___ DATASET RECORDS ___

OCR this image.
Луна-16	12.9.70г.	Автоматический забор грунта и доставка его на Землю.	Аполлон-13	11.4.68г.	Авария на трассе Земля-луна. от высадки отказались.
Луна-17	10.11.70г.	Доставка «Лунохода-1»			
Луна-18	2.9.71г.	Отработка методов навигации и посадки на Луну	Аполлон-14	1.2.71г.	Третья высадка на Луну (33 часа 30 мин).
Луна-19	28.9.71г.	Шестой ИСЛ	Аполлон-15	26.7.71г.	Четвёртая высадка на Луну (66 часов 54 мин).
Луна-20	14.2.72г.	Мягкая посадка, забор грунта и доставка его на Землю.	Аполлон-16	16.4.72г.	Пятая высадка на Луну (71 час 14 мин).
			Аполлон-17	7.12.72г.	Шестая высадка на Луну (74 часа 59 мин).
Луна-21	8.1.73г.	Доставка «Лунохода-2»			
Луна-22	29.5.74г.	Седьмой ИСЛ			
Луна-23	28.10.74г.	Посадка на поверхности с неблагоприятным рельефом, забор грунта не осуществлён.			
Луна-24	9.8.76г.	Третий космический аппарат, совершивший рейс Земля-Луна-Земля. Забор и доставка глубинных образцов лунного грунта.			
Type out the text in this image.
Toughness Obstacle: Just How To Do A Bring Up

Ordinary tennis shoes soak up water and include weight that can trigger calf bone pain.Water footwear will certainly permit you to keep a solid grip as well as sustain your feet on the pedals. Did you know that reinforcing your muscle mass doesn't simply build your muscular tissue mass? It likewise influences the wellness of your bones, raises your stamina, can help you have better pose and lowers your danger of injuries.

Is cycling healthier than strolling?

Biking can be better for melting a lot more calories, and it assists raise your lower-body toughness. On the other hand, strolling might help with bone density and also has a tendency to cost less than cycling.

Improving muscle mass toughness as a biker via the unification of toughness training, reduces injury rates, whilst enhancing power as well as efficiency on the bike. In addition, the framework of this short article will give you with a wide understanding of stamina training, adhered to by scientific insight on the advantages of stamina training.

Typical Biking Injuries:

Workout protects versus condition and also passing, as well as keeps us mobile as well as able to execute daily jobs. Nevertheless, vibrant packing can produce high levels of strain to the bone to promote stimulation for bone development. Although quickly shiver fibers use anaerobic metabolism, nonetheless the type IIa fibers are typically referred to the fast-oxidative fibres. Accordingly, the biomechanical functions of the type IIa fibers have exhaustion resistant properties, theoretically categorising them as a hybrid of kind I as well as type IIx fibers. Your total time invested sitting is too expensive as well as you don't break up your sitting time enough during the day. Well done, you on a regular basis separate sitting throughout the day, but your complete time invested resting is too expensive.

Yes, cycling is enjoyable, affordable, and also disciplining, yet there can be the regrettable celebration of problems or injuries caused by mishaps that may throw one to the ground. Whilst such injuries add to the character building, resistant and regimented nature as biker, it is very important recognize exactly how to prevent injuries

___

▸ DESCRIPTION OF THE TASK
Every entry must be retyped in full, exactly as given.

▸ FULL ANSWER
OCR this image.
Луна-16	12.9.70г.	Автоматический забор грунта и доставка его на Землю.	Аполлон-13	11.4.68г.	Авария на трассе Земля-луна. от высадки отказались.
Луна-17	10.11.70г.	Доставка «Лунохода-1»			
Луна-18	2.9.71г.	Отработка методов навигации и посадки на Луну	Аполлон-14	1.2.71г.	Третья высадка на Луну (33 часа 30 мин).
Луна-19	28.9.71г.	Шестой ИСЛ	Аполлон-15	26.7.71г.	Четвёртая высадка на Луну (66 часов 54 мин).
Луна-20	14.2.72г.	Мягкая посадка, забор грунта и доставка его на Землю.	Аполлон-16	16.4.72г.	Пятая высадка на Луну (71 час 14 мин).
			Аполлон-17	7.12.72г.	Шестая высадка на Луну (74 часа 59 мин).
Луна-21	8.1.73г.	Доставка «Лунохода-2»			
Луна-22	29.5.74г.	Седьмой ИСЛ			
Луна-23	28.10.74г.	Посадка на поверхности с неблагоприятным рельефом, забор грунта не осуществлён.			
Луна-24	9.8.76г.	Третий космический аппарат, совершивший рейс Земля-Луна-Земля. Забор и доставка глубинных образцов лунного грунта.			
Type out the text in this image.
Toughness Obstacle: Just How To Do A Bring Up

Ordinary tennis shoes soak up water and include weight that can trigger calf bone pain.Water footwear will certainly permit you to keep a solid grip as well as sustain your feet on the pedals. Did you know that reinforcing your muscle mass doesn't simply build your muscular tissue mass? It likewise influences the wellness of your bones, raises your stamina, can help you have better pose and lowers your danger of injuries.

Is cycling healthier than strolling?

Biking can be better for melting a lot more calories, and it assists raise your lower-body toughness. On the other hand, strolling might help with bone density and also has a tendency to cost less than cycling.

Improving muscle mass toughness as a biker via the unification of toughness training, reduces injury rates, whilst enhancing power as well as efficiency on the bike. In addition, the framework of this short article will give you with a wide understanding of stamina training, adhered to by scientific insight on the advantages of stamina training.

Typical Biking Injuries:

Workout protects versus condition and also passing, as well as keeps us mobile as well as able to execute daily jobs. Nevertheless, vibrant packing can produce high levels of strain to the bone to promote stimulation for bone development. Although quickly shiver fibers use anaerobic metabolism, nonetheless the type IIa fibers are typically referred to the fast-oxidative fibres. Accordingly, the biomechanical functions of the type IIa fibers have exhaustion resistant properties, theoretically categorising them as a hybrid of kind I as well as type IIx fibers. Your total time invested sitting is too expensive as well as you don't break up your sitting time enough during the day. Well done, you on a regular basis separate sitting throughout the day, but your complete time invested resting is too expensive.

Yes, cycling is enjoyable, affordable, and also disciplining, yet there can be the regrettable celebration of problems or injuries caused by mishaps that may throw one to the ground. Whilst such injuries add to the character building, resistant and regimented nature as biker, it is very important recognize exactly how to prevent injuries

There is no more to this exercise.